* WHAT YOU ARE ASKED TO DO: Copy out the listing below line for line, with nothing changed. Leave the pictures out of your copy.

* RECORDS PROVIDED:
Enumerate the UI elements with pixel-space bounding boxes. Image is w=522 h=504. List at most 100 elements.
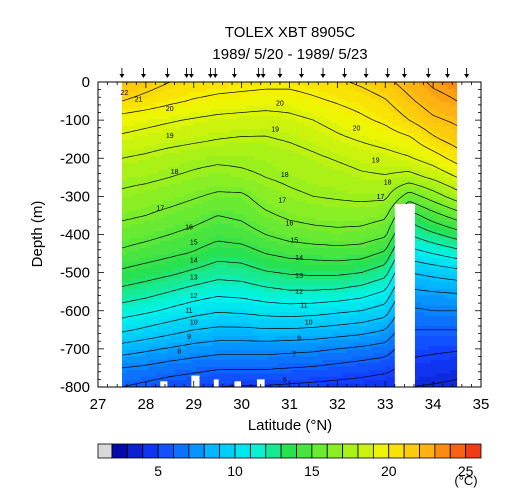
colorbar-swatch (388, 443, 405, 459)
colorbar-swatch (342, 443, 359, 459)
colorbar-swatch (449, 443, 467, 459)
station-marker-head (119, 74, 125, 78)
chart-subtitle: 1989/ 5/20 - 1989/ 5/23 (212, 46, 367, 63)
colorbar-tick-label: 10 (227, 463, 243, 479)
colorbar-swatch (326, 443, 344, 459)
contour-label: 15 (290, 238, 298, 245)
station-marker-head (320, 74, 326, 78)
contour-label: 11 (300, 303, 307, 310)
contour-18 (121, 135, 458, 191)
temperature-field (121, 82, 458, 387)
station-marker-head (444, 74, 450, 78)
x-tick-label: 28 (138, 396, 155, 413)
missing-data-notch (234, 381, 242, 388)
colorbar-swatch (403, 443, 420, 459)
contour-label: 17 (156, 205, 164, 212)
contour-label: 13 (295, 273, 303, 280)
y-tick-label: -200 (60, 150, 90, 167)
colorbar-swatch (280, 443, 297, 459)
contour-label: 7 (292, 351, 296, 358)
station-marker-head (255, 74, 261, 78)
x-tick-label: 35 (473, 396, 490, 413)
y-tick-label: -800 (60, 379, 90, 396)
station-marker-head (277, 74, 283, 78)
colorbar-swatch (126, 443, 144, 459)
contour-label: 19 (372, 158, 380, 165)
station-marker-head (298, 74, 304, 78)
station-marker-head (401, 74, 407, 78)
ticks (97, 81, 482, 388)
colorbar-swatch (465, 443, 482, 459)
contour-label: 12 (190, 293, 198, 300)
contour-label: 15 (190, 240, 198, 247)
station-marker-head (231, 74, 237, 78)
x-tick-label: 32 (329, 396, 346, 413)
colorbar-tick-label: 5 (154, 463, 162, 479)
contour-label: 21 (135, 97, 143, 104)
contour-label: 18 (171, 169, 179, 176)
colorbar-swatch (419, 443, 436, 459)
station-marker-head (425, 74, 431, 78)
contour-16 (121, 191, 458, 228)
x-tick-label: 33 (377, 396, 394, 413)
contour-label: 6 (283, 377, 287, 384)
contour-label: 14 (190, 258, 198, 265)
section-plot: 22 21 20 20 20 19 19 19 18 18 18 17 17 17 16 16 15 15 14 14… (120, 82, 458, 388)
y-tick-label: 0 (82, 74, 90, 91)
colorbar-swatch (434, 443, 451, 459)
colorbar-swatch (142, 443, 159, 459)
colorbar-tick-label: 20 (381, 463, 397, 479)
station-marker-head (260, 74, 266, 78)
colorbar-swatch (173, 443, 190, 459)
contour-label: 8 (177, 348, 181, 355)
x-tick-label: 34 (425, 396, 442, 413)
station-marker-head (363, 74, 369, 78)
contour-label: 10 (305, 320, 313, 327)
contour-17 (121, 164, 458, 203)
contour-label: 14 (295, 255, 303, 262)
contour-label: 10 (190, 320, 198, 327)
contour-label: 16 (185, 224, 193, 231)
colorbar-swatch (311, 443, 328, 459)
contour-label: 9 (187, 334, 191, 341)
contour-20 (121, 88, 458, 165)
y-tick-label: -100 (60, 112, 90, 129)
missing-data-notch (160, 381, 168, 388)
contour-label: 9 (297, 336, 301, 343)
contour-label: 20 (166, 106, 174, 113)
contour-21 (121, 82, 458, 149)
colorbar-swatch (111, 443, 128, 459)
x-tick-label: 27 (90, 396, 107, 413)
contour-label: 19 (166, 133, 174, 140)
missing-data (160, 204, 415, 388)
contour-label: 18 (384, 179, 392, 186)
station-marker-head (184, 74, 190, 78)
contour-label: 17 (377, 194, 385, 201)
colorbar-unit: (°C) (454, 473, 477, 488)
chart-title: TOLEX XBT 8905C (225, 24, 356, 41)
contour-22 (393, 82, 458, 126)
colorbar-swatch (234, 443, 251, 459)
contour-labels: 22 21 20 20 20 19 19 19 18 18 18 17 17 17 16 16 15 15 14 14… (120, 90, 391, 384)
colorbar-swatch (219, 443, 236, 459)
colorbar-swatch (203, 443, 221, 459)
y-tick-label: -300 (60, 188, 90, 205)
station-marker-head (140, 74, 146, 78)
colorbar-swatch (188, 443, 205, 459)
contour-label: 13 (190, 275, 198, 282)
y-tick-label: -700 (60, 341, 90, 358)
y-axis-label: Depth (m) (29, 201, 46, 268)
colorbar-missing-swatch (97, 443, 113, 459)
missing-data-notch (191, 375, 200, 388)
missing-data-gap (394, 204, 415, 388)
contour-label: 20 (353, 125, 361, 132)
x-tick-label: 31 (281, 396, 298, 413)
contour-label: 12 (295, 289, 303, 296)
contour-label: 22 (120, 90, 128, 97)
x-axis-label: Latitude (°N) (248, 417, 332, 434)
station-marker-head (342, 74, 348, 78)
colorbar-tick-label: 25 (458, 463, 474, 479)
plot-axes: 27 28 29 30 31 32 33 34 35 0 -100 -200 -300 -400 -500 -… (60, 68, 489, 413)
station-marker-head (188, 74, 194, 78)
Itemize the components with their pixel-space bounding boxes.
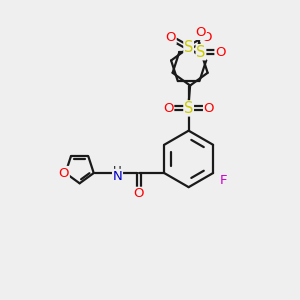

* EXPECTED OUTPUT:
Enumerate the UI elements with pixel-space bounding boxes. Image is w=522 h=504. List at most 100 elements.
colorbar-swatch (388, 443, 405, 459)
colorbar-swatch (342, 443, 359, 459)
colorbar-swatch (449, 443, 467, 459)
station-marker-head (119, 74, 125, 78)
chart-subtitle: 1989/ 5/20 - 1989/ 5/23 (212, 46, 367, 63)
colorbar-tick-label: 10 (227, 463, 243, 479)
colorbar-swatch (326, 443, 344, 459)
contour-label: 15 (290, 238, 298, 245)
station-marker-head (320, 74, 326, 78)
contour-label: 11 (300, 303, 307, 310)
contour-18 (121, 135, 458, 191)
temperature-field (121, 82, 458, 387)
station-marker-head (444, 74, 450, 78)
x-tick-label: 28 (138, 396, 155, 413)
missing-data-notch (234, 381, 242, 388)
colorbar-swatch (403, 443, 420, 459)
contour-label: 17 (156, 205, 164, 212)
contour-label: 13 (295, 273, 303, 280)
y-tick-label: -200 (60, 150, 90, 167)
colorbar-swatch (280, 443, 297, 459)
contour-label: 7 (292, 351, 296, 358)
station-marker-head (255, 74, 261, 78)
x-tick-label: 35 (473, 396, 490, 413)
y-tick-label: -800 (60, 379, 90, 396)
station-marker-head (277, 74, 283, 78)
colorbar-swatch (126, 443, 144, 459)
contour-label: 19 (372, 158, 380, 165)
station-marker-head (298, 74, 304, 78)
station-marker-head (401, 74, 407, 78)
ticks (97, 81, 482, 388)
colorbar-swatch (465, 443, 482, 459)
contour-label: 12 (190, 293, 198, 300)
contour-label: 15 (190, 240, 198, 247)
station-marker-head (231, 74, 237, 78)
x-tick-label: 32 (329, 396, 346, 413)
colorbar-tick-label: 5 (154, 463, 162, 479)
contour-label: 21 (135, 97, 143, 104)
contour-label: 18 (171, 169, 179, 176)
colorbar-swatch (419, 443, 436, 459)
station-marker-head (425, 74, 431, 78)
contour-16 (121, 191, 458, 228)
x-tick-label: 33 (377, 396, 394, 413)
contour-label: 6 (283, 377, 287, 384)
contour-label: 14 (190, 258, 198, 265)
section-plot: 22 21 20 20 20 19 19 19 18 18 18 17 17 17 16 16 15 15 14 14… (120, 82, 458, 388)
y-tick-label: 0 (82, 74, 90, 91)
colorbar-swatch (434, 443, 451, 459)
colorbar-swatch (142, 443, 159, 459)
colorbar-tick-label: 20 (381, 463, 397, 479)
station-marker-head (260, 74, 266, 78)
colorbar-swatch (173, 443, 190, 459)
contour-label: 8 (177, 348, 181, 355)
x-tick-label: 34 (425, 396, 442, 413)
station-marker-head (363, 74, 369, 78)
contour-label: 10 (305, 320, 313, 327)
contour-17 (121, 164, 458, 203)
contour-label: 14 (295, 255, 303, 262)
contour-label: 10 (190, 320, 198, 327)
contour-label: 16 (185, 224, 193, 231)
colorbar-swatch (311, 443, 328, 459)
contour-label: 9 (187, 334, 191, 341)
contour-20 (121, 88, 458, 165)
y-tick-label: -100 (60, 112, 90, 129)
missing-data-notch (160, 381, 168, 388)
contour-label: 9 (297, 336, 301, 343)
contour-label: 20 (166, 106, 174, 113)
contour-21 (121, 82, 458, 149)
colorbar-swatch (111, 443, 128, 459)
x-tick-label: 27 (90, 396, 107, 413)
contour-label: 19 (166, 133, 174, 140)
missing-data (160, 204, 415, 388)
contour-label: 18 (384, 179, 392, 186)
station-marker-head (184, 74, 190, 78)
contour-label: 17 (377, 194, 385, 201)
colorbar-unit: (°C) (454, 473, 477, 488)
chart-title: TOLEX XBT 8905C (225, 24, 356, 41)
contour-22 (393, 82, 458, 126)
colorbar-swatch (234, 443, 251, 459)
contour-labels: 22 21 20 20 20 19 19 19 18 18 18 17 17 17 16 16 15 15 14 14… (120, 90, 391, 384)
colorbar-swatch (219, 443, 236, 459)
colorbar-swatch (203, 443, 221, 459)
y-tick-label: -300 (60, 188, 90, 205)
station-marker-head (140, 74, 146, 78)
colorbar-swatch (188, 443, 205, 459)
contour-label: 13 (190, 275, 198, 282)
y-tick-label: -700 (60, 341, 90, 358)
y-axis-label: Depth (m) (29, 201, 46, 268)
colorbar-missing-swatch (97, 443, 113, 459)
missing-data-notch (191, 375, 200, 388)
missing-data-gap (394, 204, 415, 388)
contour-label: 20 (353, 125, 361, 132)
x-tick-label: 31 (281, 396, 298, 413)
contour-label: 12 (295, 289, 303, 296)
contour-label: 22 (120, 90, 128, 97)
x-axis-label: Latitude (°N) (248, 417, 332, 434)
station-marker-head (342, 74, 348, 78)
colorbar-tick-label: 25 (458, 463, 474, 479)
plot-axes: 27 28 29 30 31 32 33 34 35 0 -100 -200 -300 -400 -500 -… (60, 68, 489, 413)
station-marker-head (188, 74, 194, 78)
Itemize the components with their pixel-space bounding boxes.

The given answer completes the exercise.